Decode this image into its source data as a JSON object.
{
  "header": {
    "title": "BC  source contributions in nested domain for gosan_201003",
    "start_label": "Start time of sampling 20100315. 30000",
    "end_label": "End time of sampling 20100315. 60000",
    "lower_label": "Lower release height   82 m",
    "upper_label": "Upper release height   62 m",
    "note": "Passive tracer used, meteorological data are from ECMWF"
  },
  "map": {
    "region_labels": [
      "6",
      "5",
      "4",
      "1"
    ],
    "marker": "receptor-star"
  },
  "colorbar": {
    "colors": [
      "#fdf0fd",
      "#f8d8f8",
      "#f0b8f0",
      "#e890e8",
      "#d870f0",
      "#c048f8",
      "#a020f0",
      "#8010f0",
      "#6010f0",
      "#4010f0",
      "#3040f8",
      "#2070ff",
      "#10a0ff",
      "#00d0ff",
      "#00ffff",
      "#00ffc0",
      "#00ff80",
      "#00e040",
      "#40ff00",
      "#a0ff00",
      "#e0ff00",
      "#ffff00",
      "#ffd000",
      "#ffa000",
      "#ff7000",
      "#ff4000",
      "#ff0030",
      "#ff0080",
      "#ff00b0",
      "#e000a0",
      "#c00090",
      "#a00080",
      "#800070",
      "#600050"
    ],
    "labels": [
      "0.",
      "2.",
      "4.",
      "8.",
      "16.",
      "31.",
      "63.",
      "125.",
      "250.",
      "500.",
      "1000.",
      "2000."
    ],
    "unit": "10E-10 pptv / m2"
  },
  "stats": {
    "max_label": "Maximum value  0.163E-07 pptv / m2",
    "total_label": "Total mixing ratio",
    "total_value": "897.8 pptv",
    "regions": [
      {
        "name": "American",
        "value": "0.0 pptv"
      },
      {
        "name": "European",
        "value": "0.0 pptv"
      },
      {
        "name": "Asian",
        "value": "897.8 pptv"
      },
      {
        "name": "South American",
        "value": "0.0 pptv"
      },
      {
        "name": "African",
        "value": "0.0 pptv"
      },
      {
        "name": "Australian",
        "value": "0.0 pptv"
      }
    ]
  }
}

- - -

What you have to do =
Pick out and copy the lines of the entries that hold the string "data".

The reply =
Decode this image into its source data as a JSON object.
    "note": "Passive tracer used, meteorological data are from ECMWF"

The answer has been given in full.